===== Records for the exercise =====
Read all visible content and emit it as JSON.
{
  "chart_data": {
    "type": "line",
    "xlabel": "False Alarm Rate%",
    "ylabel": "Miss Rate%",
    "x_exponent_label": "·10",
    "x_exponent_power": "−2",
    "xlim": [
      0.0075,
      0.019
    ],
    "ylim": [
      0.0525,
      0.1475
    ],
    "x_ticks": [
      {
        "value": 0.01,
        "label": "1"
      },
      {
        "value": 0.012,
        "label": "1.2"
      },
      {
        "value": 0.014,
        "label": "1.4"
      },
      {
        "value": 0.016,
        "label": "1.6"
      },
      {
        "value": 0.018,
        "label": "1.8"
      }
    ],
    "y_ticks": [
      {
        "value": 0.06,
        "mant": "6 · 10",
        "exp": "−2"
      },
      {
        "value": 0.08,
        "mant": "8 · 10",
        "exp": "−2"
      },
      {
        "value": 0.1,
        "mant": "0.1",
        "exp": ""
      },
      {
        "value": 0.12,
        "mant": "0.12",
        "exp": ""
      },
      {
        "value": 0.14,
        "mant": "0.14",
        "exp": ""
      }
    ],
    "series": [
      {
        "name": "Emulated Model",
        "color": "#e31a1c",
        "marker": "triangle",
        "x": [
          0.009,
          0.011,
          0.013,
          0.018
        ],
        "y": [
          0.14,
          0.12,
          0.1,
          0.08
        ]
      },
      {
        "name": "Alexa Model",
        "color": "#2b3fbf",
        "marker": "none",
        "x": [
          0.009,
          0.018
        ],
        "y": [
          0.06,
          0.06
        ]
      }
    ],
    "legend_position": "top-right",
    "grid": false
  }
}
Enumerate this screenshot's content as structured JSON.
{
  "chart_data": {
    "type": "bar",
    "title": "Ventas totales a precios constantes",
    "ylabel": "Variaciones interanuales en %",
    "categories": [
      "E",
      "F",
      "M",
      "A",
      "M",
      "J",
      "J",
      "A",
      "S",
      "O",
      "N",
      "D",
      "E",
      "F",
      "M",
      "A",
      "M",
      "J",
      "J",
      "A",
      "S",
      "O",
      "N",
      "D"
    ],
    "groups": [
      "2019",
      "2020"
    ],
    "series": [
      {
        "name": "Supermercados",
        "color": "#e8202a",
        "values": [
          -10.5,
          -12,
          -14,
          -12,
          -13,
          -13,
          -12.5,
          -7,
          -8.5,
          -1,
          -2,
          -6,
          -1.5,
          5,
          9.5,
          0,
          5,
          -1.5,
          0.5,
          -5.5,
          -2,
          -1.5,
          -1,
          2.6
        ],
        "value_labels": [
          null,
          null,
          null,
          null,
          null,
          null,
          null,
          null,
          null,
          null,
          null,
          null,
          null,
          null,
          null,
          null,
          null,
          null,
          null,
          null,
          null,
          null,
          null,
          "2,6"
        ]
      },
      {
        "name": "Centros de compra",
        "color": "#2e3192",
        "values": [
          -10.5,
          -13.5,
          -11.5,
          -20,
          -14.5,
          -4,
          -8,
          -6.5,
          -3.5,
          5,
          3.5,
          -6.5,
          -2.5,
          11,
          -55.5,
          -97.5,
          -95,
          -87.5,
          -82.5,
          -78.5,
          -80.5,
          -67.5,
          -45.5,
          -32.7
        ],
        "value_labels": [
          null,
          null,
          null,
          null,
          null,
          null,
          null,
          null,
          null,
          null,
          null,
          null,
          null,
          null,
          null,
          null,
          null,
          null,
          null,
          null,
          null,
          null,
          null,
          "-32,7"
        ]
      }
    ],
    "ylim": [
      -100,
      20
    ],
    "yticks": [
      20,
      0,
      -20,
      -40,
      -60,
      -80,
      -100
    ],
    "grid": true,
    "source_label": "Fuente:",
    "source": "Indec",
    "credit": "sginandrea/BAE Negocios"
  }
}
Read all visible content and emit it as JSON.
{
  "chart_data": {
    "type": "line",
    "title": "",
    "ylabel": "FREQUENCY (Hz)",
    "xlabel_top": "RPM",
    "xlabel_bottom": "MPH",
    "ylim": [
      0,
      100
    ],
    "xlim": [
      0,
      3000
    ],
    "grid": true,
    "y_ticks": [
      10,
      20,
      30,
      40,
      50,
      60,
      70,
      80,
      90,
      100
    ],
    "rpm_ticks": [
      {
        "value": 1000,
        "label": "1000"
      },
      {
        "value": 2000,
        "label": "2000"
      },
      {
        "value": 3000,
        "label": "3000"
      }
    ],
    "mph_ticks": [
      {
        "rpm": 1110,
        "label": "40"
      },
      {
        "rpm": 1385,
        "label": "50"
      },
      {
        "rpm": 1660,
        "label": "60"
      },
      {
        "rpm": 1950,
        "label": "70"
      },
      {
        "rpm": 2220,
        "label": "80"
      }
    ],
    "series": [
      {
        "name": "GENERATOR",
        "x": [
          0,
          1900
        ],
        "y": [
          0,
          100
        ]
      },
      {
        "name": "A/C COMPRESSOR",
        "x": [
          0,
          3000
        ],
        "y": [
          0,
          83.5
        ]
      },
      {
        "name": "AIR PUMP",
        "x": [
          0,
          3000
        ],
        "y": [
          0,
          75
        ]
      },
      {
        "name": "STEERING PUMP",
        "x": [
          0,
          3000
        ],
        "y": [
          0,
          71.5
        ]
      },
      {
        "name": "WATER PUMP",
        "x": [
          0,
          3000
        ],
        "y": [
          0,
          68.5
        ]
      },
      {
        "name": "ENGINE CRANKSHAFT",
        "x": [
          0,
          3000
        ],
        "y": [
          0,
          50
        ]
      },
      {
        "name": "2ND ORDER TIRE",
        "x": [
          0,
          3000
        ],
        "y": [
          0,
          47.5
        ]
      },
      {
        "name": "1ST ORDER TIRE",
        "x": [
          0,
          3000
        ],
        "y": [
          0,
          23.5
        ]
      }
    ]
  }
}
=====
■ **What the task asks**
Each line of the listing above should be output exactly.

■ **Written solution**
Read all visible content and emit it as JSON.
{
  "chart_data": {
    "type": "line",
    "xlabel": "False Alarm Rate%",
    "ylabel": "Miss Rate%",
    "x_exponent_label": "·10",
    "x_exponent_power": "−2",
    "xlim": [
      0.0075,
      0.019
    ],
    "ylim": [
      0.0525,
      0.1475
    ],
    "x_ticks": [
      {
        "value": 0.01,
        "label": "1"
      },
      {
        "value": 0.012,
        "label": "1.2"
      },
      {
        "value": 0.014,
        "label": "1.4"
      },
      {
        "value": 0.016,
        "label": "1.6"
      },
      {
        "value": 0.018,
        "label": "1.8"
      }
    ],
    "y_ticks": [
      {
        "value": 0.06,
        "mant": "6 · 10",
        "exp": "−2"
      },
      {
        "value": 0.08,
        "mant": "8 · 10",
        "exp": "−2"
      },
      {
        "value": 0.1,
        "mant": "0.1",
        "exp": ""
      },
      {
        "value": 0.12,
        "mant": "0.12",
        "exp": ""
      },
      {
        "value": 0.14,
        "mant": "0.14",
        "exp": ""
      }
    ],
    "series": [
      {
        "name": "Emulated Model",
        "color": "#e31a1c",
        "marker": "triangle",
        "x": [
          0.009,
          0.011,
          0.013,
          0.018
        ],
        "y": [
          0.14,
          0.12,
          0.1,
          0.08
        ]
      },
      {
        "name": "Alexa Model",
        "color": "#2b3fbf",
        "marker": "none",
        "x": [
          0.009,
          0.018
        ],
        "y": [
          0.06,
          0.06
        ]
      }
    ],
    "legend_position": "top-right",
    "grid": false
  }
}
Enumerate this screenshot's content as structured JSON.
{
  "chart_data": {
    "type": "bar",
    "title": "Ventas totales a precios constantes",
    "ylabel": "Variaciones interanuales en %",
    "categories": [
      "E",
      "F",
      "M",
      "A",
      "M",
      "J",
      "J",
      "A",
      "S",
      "O",
      "N",
      "D",
      "E",
      "F",
      "M",
      "A",
      "M",
      "J",
      "J",
      "A",
      "S",
      "O",
      "N",
      "D"
    ],
    "groups": [
      "2019",
      "2020"
    ],
    "series": [
      {
        "name": "Supermercados",
        "color": "#e8202a",
        "values": [
          -10.5,
          -12,
          -14,
          -12,
          -13,
          -13,
          -12.5,
          -7,
          -8.5,
          -1,
          -2,
          -6,
          -1.5,
          5,
          9.5,
          0,
          5,
          -1.5,
          0.5,
          -5.5,
          -2,
          -1.5,
          -1,
          2.6
        ],
        "value_labels": [
          null,
          null,
          null,
          null,
          null,
          null,
          null,
          null,
          null,
          null,
          null,
          null,
          null,
          null,
          null,
          null,
          null,
          null,
          null,
          null,
          null,
          null,
          null,
          "2,6"
        ]
      },
      {
        "name": "Centros de compra",
        "color": "#2e3192",
        "values": [
          -10.5,
          -13.5,
          -11.5,
          -20,
          -14.5,
          -4,
          -8,
          -6.5,
          -3.5,
          5,
          3.5,
          -6.5,
          -2.5,
          11,
          -55.5,
          -97.5,
          -95,
          -87.5,
          -82.5,
          -78.5,
          -80.5,
          -67.5,
          -45.5,
          -32.7
        ],
        "value_labels": [
          null,
          null,
          null,
          null,
          null,
          null,
          null,
          null,
          null,
          null,
          null,
          null,
          null,
          null,
          null,
          null,
          null,
          null,
          null,
          null,
          null,
          null,
          null,
          "-32,7"
        ]
      }
    ],
    "ylim": [
      -100,
      20
    ],
    "yticks": [
      20,
      0,
      -20,
      -40,
      -60,
      -80,
      -100
    ],
    "grid": true,
    "source_label": "Fuente:",
    "source": "Indec",
    "credit": "sginandrea/BAE Negocios"
  }
}
Read all visible content and emit it as JSON.
{
  "chart_data": {
    "type": "line",
    "title": "",
    "ylabel": "FREQUENCY (Hz)",
    "xlabel_top": "RPM",
    "xlabel_bottom": "MPH",
    "ylim": [
      0,
      100
    ],
    "xlim": [
      0,
      3000
    ],
    "grid": true,
    "y_ticks": [
      10,
      20,
      30,
      40,
      50,
      60,
      70,
      80,
      90,
      100
    ],
    "rpm_ticks": [
      {
        "value": 1000,
        "label": "1000"
      },
      {
        "value": 2000,
        "label": "2000"
      },
      {
        "value": 3000,
        "label": "3000"
      }
    ],
    "mph_ticks": [
      {
        "rpm": 1110,
        "label": "40"
      },
      {
        "rpm": 1385,
        "label": "50"
      },
      {
        "rpm": 1660,
        "label": "60"
      },
      {
        "rpm": 1950,
        "label": "70"
      },
      {
        "rpm": 2220,
        "label": "80"
      }
    ],
    "series": [
      {
        "name": "GENERATOR",
        "x": [
          0,
          1900
        ],
        "y": [
          0,
          100
        ]
      },
      {
        "name": "A/C COMPRESSOR",
        "x": [
          0,
          3000
        ],
        "y": [
          0,
          83.5
        ]
      },
      {
        "name": "AIR PUMP",
        "x": [
          0,
          3000
        ],
        "y": [
          0,
          75
        ]
      },
      {
        "name": "STEERING PUMP",
        "x": [
          0,
          3000
        ],
        "y": [
          0,
          71.5
        ]
      },
      {
        "name": "WATER PUMP",
        "x": [
          0,
          3000
        ],
        "y": [
          0,
          68.5
        ]
      },
      {
        "name": "ENGINE CRANKSHAFT",
        "x": [
          0,
          3000
        ],
        "y": [
          0,
          50
        ]
      },
      {
        "name": "2ND ORDER TIRE",
        "x": [
          0,
          3000
        ],
        "y": [
          0,
          47.5
        ]
      },
      {
        "name": "1ST ORDER TIRE",
        "x": [
          0,
          3000
        ],
        "y": [
          0,
          23.5
        ]
      }
    ]
  }
}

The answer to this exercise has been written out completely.